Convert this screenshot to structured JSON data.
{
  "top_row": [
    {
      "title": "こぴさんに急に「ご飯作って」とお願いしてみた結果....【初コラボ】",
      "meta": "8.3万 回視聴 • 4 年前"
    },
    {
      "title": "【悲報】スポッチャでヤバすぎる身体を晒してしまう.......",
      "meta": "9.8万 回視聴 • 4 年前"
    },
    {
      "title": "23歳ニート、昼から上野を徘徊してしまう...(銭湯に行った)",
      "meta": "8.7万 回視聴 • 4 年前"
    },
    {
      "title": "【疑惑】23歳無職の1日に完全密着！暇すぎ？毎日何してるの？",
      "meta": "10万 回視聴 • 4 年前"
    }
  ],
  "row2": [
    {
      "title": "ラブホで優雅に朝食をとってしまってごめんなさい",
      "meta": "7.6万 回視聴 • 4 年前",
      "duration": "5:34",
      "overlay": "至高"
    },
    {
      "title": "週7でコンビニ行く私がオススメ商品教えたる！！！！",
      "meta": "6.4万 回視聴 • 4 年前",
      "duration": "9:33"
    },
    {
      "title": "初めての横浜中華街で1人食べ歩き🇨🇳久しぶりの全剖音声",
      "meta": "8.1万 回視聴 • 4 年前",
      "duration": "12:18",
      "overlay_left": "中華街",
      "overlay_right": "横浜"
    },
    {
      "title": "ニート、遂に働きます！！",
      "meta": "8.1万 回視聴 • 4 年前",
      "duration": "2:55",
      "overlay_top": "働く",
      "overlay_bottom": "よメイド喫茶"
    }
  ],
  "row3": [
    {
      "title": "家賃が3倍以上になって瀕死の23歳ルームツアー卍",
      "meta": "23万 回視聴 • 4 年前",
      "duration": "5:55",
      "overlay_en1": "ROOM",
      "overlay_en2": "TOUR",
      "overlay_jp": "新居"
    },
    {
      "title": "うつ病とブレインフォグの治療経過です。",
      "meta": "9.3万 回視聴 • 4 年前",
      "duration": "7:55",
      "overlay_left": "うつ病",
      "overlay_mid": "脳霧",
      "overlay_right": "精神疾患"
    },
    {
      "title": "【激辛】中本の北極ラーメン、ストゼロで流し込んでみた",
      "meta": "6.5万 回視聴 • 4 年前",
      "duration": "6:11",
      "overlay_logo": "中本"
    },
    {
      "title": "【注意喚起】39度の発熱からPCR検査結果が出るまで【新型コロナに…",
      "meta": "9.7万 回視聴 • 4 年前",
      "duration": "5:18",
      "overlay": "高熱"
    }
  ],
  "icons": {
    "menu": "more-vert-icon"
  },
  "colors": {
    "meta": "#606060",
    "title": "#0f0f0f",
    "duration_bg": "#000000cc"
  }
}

· · · · ·

§ **CHALLENGE**:
The records above should be duplicated in full, exactly as given.

§ **WORKED SOLUTION**:
Convert this screenshot to structured JSON data.
{
  "top_row": [
    {
      "title": "こぴさんに急に「ご飯作って」とお願いしてみた結果....【初コラボ】",
      "meta": "8.3万 回視聴 • 4 年前"
    },
    {
      "title": "【悲報】スポッチャでヤバすぎる身体を晒してしまう.......",
      "meta": "9.8万 回視聴 • 4 年前"
    },
    {
      "title": "23歳ニート、昼から上野を徘徊してしまう...(銭湯に行った)",
      "meta": "8.7万 回視聴 • 4 年前"
    },
    {
      "title": "【疑惑】23歳無職の1日に完全密着！暇すぎ？毎日何してるの？",
      "meta": "10万 回視聴 • 4 年前"
    }
  ],
  "row2": [
    {
      "title": "ラブホで優雅に朝食をとってしまってごめんなさい",
      "meta": "7.6万 回視聴 • 4 年前",
      "duration": "5:34",
      "overlay": "至高"
    },
    {
      "title": "週7でコンビニ行く私がオススメ商品教えたる！！！！",
      "meta": "6.4万 回視聴 • 4 年前",
      "duration": "9:33"
    },
    {
      "title": "初めての横浜中華街で1人食べ歩き🇨🇳久しぶりの全剖音声",
      "meta": "8.1万 回視聴 • 4 年前",
      "duration": "12:18",
      "overlay_left": "中華街",
      "overlay_right": "横浜"
    },
    {
      "title": "ニート、遂に働きます！！",
      "meta": "8.1万 回視聴 • 4 年前",
      "duration": "2:55",
      "overlay_top": "働く",
      "overlay_bottom": "よメイド喫茶"
    }
  ],
  "row3": [
    {
      "title": "家賃が3倍以上になって瀕死の23歳ルームツアー卍",
      "meta": "23万 回視聴 • 4 年前",
      "duration": "5:55",
      "overlay_en1": "ROOM",
      "overlay_en2": "TOUR",
      "overlay_jp": "新居"
    },
    {
      "title": "うつ病とブレインフォグの治療経過です。",
      "meta": "9.3万 回視聴 • 4 年前",
      "duration": "7:55",
      "overlay_left": "うつ病",
      "overlay_mid": "脳霧",
      "overlay_right": "精神疾患"
    },
    {
      "title": "【激辛】中本の北極ラーメン、ストゼロで流し込んでみた",
      "meta": "6.5万 回視聴 • 4 年前",
      "duration": "6:11",
      "overlay_logo": "中本"
    },
    {
      "title": "【注意喚起】39度の発熱からPCR検査結果が出るまで【新型コロナに…",
      "meta": "9.7万 回視聴 • 4 年前",
      "duration": "5:18",
      "overlay": "高熱"
    }
  ],
  "icons": {
    "menu": "more-vert-icon"
  },
  "colors": {
    "meta": "#606060",
    "title": "#0f0f0f",
    "duration_bg": "#000000cc"
  }
}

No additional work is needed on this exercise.